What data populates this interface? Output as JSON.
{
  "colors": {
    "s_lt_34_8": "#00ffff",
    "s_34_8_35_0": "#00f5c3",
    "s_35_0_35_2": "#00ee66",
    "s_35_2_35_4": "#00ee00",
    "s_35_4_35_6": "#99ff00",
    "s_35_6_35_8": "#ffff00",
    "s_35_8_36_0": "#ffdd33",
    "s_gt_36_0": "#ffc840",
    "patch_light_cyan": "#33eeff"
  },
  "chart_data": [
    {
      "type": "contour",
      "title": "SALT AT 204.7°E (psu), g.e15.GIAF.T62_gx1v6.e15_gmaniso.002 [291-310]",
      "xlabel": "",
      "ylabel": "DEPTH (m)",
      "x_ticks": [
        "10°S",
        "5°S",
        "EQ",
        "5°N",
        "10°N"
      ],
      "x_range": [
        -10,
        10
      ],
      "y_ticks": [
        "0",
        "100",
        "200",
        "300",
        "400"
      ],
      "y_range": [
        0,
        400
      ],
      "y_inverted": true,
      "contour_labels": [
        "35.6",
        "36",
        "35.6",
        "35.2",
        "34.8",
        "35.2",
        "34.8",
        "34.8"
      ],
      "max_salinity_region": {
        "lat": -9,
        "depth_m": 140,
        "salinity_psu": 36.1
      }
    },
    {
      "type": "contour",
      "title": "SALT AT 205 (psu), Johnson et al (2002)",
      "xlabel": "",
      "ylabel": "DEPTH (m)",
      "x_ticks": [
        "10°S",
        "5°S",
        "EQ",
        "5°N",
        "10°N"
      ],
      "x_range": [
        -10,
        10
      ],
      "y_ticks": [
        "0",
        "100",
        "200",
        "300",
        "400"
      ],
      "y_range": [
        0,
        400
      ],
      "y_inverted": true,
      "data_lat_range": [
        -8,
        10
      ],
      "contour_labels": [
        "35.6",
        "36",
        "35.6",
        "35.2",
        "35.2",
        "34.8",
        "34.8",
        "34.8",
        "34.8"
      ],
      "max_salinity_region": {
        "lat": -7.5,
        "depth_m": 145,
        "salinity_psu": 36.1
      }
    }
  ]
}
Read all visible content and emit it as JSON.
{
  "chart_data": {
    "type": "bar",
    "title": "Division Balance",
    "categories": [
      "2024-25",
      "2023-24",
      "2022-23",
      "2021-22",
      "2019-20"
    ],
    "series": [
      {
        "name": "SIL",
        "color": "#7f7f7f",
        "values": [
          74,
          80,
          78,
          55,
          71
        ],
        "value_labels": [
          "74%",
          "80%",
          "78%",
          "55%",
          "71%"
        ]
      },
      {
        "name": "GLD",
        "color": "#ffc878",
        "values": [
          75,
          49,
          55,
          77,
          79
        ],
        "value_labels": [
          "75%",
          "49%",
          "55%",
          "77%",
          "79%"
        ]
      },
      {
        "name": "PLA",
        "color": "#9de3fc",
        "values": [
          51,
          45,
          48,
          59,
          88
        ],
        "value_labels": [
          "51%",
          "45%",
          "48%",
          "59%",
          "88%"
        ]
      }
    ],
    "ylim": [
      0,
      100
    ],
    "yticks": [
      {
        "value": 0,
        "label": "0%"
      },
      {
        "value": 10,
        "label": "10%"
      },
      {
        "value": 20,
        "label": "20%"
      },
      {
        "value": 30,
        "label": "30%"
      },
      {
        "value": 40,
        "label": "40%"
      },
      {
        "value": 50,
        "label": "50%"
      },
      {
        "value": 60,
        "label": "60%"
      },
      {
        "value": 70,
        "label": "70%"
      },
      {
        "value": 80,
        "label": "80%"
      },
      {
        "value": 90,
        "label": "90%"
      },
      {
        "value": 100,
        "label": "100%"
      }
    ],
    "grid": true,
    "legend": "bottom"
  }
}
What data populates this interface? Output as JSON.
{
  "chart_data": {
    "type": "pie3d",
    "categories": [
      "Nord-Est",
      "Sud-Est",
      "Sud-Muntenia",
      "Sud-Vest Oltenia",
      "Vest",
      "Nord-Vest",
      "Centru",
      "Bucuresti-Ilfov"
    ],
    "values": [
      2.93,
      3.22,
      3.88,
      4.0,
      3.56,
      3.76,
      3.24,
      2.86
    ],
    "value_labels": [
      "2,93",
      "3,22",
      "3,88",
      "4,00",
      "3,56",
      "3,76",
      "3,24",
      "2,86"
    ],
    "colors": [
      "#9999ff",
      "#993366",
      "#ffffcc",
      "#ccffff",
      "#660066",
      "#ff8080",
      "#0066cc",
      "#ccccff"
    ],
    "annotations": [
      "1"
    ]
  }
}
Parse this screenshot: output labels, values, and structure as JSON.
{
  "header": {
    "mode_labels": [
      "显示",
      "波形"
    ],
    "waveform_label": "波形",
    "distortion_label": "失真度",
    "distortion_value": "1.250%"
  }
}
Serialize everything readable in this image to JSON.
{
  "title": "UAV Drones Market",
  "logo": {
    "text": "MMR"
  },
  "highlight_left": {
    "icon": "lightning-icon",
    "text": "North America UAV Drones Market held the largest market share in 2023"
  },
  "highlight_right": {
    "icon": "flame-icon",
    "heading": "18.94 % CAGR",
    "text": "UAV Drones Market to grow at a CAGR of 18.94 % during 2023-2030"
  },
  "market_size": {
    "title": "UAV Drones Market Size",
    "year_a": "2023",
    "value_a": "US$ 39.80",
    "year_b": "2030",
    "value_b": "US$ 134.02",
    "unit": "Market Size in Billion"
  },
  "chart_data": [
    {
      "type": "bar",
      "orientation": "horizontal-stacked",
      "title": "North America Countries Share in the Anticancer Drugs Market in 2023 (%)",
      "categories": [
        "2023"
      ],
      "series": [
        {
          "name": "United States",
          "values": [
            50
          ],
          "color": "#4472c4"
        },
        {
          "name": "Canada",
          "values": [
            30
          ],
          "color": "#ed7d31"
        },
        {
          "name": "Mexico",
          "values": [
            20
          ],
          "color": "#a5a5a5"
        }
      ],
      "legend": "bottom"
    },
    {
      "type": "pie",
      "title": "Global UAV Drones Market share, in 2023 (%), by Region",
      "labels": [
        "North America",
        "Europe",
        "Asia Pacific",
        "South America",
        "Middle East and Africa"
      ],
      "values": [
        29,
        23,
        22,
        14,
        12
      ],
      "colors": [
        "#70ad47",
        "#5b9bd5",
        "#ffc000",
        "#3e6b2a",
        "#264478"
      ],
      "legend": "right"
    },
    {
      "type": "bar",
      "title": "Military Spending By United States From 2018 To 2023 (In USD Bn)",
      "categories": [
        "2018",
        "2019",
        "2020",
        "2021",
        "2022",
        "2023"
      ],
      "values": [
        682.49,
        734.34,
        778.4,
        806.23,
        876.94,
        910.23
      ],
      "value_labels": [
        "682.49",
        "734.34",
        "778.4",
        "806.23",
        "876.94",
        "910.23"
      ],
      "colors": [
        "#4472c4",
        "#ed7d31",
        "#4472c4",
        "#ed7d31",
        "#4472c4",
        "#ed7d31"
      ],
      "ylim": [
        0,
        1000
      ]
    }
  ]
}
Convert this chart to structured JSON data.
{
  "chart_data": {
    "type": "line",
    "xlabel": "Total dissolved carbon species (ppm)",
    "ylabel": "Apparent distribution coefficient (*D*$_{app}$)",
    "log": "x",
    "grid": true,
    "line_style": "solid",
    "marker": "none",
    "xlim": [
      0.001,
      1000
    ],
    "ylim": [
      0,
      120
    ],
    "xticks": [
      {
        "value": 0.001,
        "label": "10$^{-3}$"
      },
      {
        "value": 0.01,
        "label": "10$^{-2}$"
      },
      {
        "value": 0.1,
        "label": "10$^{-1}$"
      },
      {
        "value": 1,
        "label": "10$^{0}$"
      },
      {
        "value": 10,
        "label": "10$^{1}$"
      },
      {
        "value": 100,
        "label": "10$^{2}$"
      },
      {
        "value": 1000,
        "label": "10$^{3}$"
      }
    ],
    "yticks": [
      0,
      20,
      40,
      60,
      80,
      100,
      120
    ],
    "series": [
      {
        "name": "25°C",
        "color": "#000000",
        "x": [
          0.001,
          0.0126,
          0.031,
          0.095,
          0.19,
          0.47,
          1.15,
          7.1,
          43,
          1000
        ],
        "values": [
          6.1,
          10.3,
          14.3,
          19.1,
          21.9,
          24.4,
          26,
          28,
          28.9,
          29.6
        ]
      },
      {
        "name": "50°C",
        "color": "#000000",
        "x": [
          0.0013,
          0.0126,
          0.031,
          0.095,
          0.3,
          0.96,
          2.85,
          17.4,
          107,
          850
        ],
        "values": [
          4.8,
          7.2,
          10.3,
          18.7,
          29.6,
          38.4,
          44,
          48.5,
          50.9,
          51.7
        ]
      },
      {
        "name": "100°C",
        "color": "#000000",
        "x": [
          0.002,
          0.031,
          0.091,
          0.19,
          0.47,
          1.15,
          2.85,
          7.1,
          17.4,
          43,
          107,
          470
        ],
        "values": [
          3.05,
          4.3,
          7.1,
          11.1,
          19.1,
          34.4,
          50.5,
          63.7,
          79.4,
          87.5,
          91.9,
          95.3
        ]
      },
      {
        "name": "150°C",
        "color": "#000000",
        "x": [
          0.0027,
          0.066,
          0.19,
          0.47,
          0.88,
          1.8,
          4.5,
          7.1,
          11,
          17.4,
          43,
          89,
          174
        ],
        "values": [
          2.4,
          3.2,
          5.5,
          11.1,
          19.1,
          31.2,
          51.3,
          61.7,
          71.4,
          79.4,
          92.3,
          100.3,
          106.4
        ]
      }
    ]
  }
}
_ _ _ _ _ _ _
#### [YOUR TASK]
Across the data, tally the lines containing "icon" and give back the number alone.

#### [COMPLETED TASK]
2